● **Stated exercise**
Copy the data that follows, character for character, minus the pictures.

● **Provided records**
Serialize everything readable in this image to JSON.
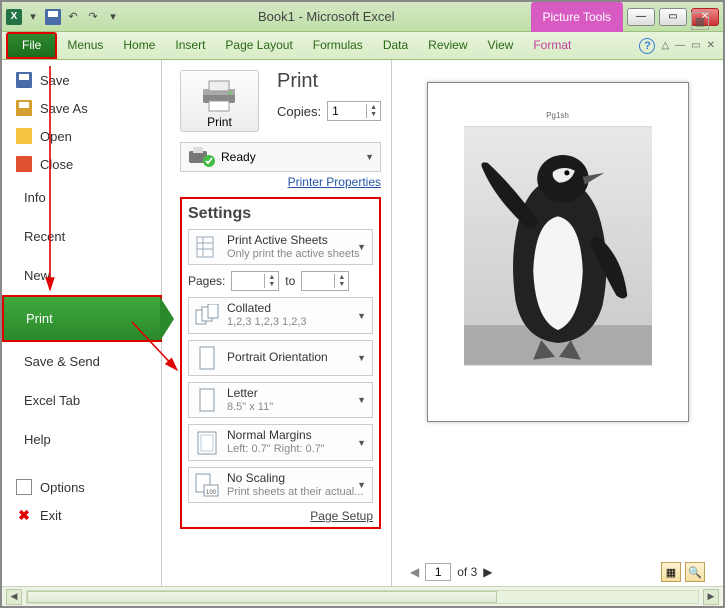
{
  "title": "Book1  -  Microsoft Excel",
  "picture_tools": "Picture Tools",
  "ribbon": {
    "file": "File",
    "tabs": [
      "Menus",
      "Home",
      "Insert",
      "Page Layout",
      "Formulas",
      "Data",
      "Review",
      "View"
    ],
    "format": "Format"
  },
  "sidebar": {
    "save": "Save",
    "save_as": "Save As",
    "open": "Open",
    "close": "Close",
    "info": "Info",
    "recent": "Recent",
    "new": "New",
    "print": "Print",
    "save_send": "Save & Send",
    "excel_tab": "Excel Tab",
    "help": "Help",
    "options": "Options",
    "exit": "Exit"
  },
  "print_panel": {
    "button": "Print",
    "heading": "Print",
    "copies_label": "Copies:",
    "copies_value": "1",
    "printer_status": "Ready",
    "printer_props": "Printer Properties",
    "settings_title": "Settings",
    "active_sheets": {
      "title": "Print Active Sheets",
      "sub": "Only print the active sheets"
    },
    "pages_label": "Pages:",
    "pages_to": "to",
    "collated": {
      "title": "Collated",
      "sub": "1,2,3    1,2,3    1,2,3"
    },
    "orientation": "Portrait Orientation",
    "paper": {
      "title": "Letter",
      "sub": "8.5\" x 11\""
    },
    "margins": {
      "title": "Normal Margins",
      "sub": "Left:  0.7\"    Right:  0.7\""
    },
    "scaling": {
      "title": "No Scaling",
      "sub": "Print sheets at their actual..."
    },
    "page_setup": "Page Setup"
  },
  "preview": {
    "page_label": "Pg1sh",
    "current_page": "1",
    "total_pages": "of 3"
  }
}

● **Output of the exercise**
Serialize everything readable in this image to JSON.
{
  "title": "Book1  -  Microsoft Excel",
  "picture_tools": "Picture Tools",
  "ribbon": {
    "file": "File",
    "tabs": [
      "Menus",
      "Home",
      "Insert",
      "Page Layout",
      "Formulas",
      "Data",
      "Review",
      "View"
    ],
    "format": "Format"
  },
  "sidebar": {
    "save": "Save",
    "save_as": "Save As",
    "open": "Open",
    "close": "Close",
    "info": "Info",
    "recent": "Recent",
    "new": "New",
    "print": "Print",
    "save_send": "Save & Send",
    "excel_tab": "Excel Tab",
    "help": "Help",
    "options": "Options",
    "exit": "Exit"
  },
  "print_panel": {
    "button": "Print",
    "heading": "Print",
    "copies_label": "Copies:",
    "copies_value": "1",
    "printer_status": "Ready",
    "printer_props": "Printer Properties",
    "settings_title": "Settings",
    "active_sheets": {
      "title": "Print Active Sheets",
      "sub": "Only print the active sheets"
    },
    "pages_label": "Pages:",
    "pages_to": "to",
    "collated": {
      "title": "Collated",
      "sub": "1,2,3    1,2,3    1,2,3"
    },
    "orientation": "Portrait Orientation",
    "paper": {
      "title": "Letter",
      "sub": "8.5\" x 11\""
    },
    "margins": {
      "title": "Normal Margins",
      "sub": "Left:  0.7\"    Right:  0.7\""
    },
    "scaling": {
      "title": "No Scaling",
      "sub": "Print sheets at their actual..."
    },
    "page_setup": "Page Setup"
  },
  "preview": {
    "page_label": "Pg1sh",
    "current_page": "1",
    "total_pages": "of 3"
  }
}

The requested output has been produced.